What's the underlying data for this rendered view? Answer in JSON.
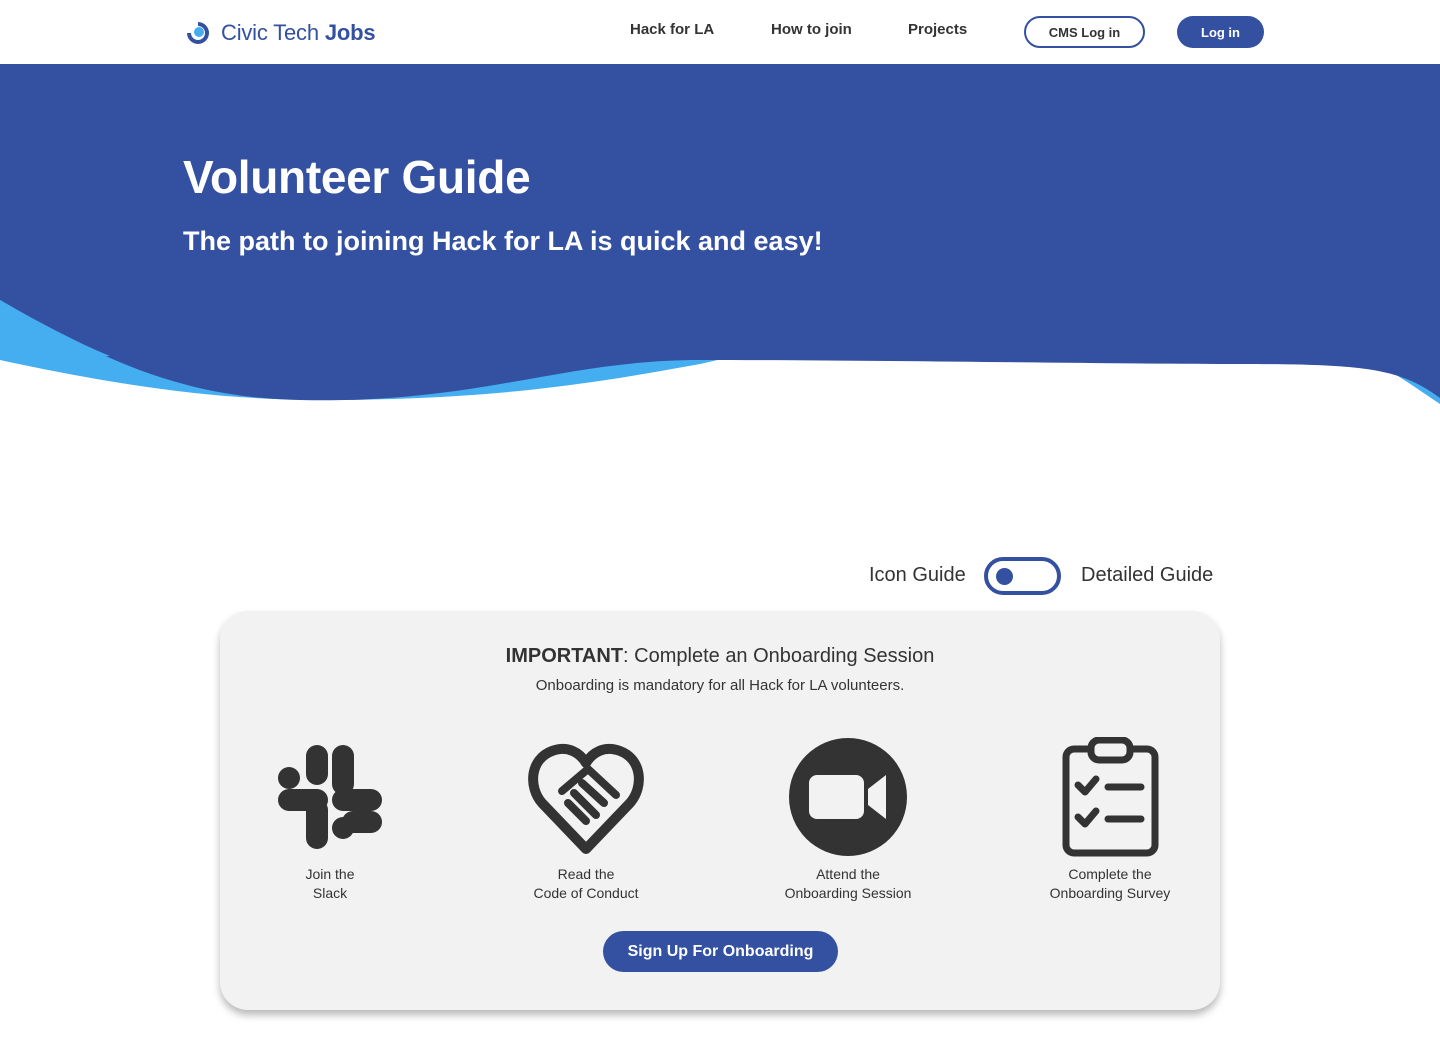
{
  "header": {
    "logo": {
      "word1": "Civic Tech",
      "word2": "Jobs"
    },
    "nav": [
      {
        "label": "Hack for LA"
      },
      {
        "label": "How to join"
      },
      {
        "label": "Projects"
      }
    ],
    "cms_login_label": "CMS Log in",
    "login_label": "Log in"
  },
  "hero": {
    "title": "Volunteer Guide",
    "subtitle": "The path to joining Hack for LA is quick and easy!"
  },
  "toggle": {
    "left_label": "Icon Guide",
    "right_label": "Detailed Guide",
    "selected": "Icon Guide"
  },
  "card": {
    "heading_strong": "IMPORTANT",
    "heading_rest": ": Complete an Onboarding Session",
    "subheading": "Onboarding is mandatory for all Hack for LA volunteers.",
    "steps": [
      {
        "icon": "slack-icon",
        "line1": "Join the",
        "line2": "Slack"
      },
      {
        "icon": "handshake-heart-icon",
        "line1": "Read the",
        "line2": "Code of Conduct"
      },
      {
        "icon": "video-camera-icon",
        "line1": "Attend the",
        "line2": "Onboarding Session"
      },
      {
        "icon": "clipboard-checklist-icon",
        "line1": "Complete the",
        "line2": "Onboarding Survey"
      }
    ],
    "button_label": "Sign Up For Onboarding"
  },
  "colors": {
    "primary": "#3451a1",
    "accent_light": "#45aef0",
    "card_bg": "#f2f2f2",
    "icon": "#333333"
  }
}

- _Task directions_:
On how many lines does the word "Hack" appear? Answer with only the number.

- _Response_:
3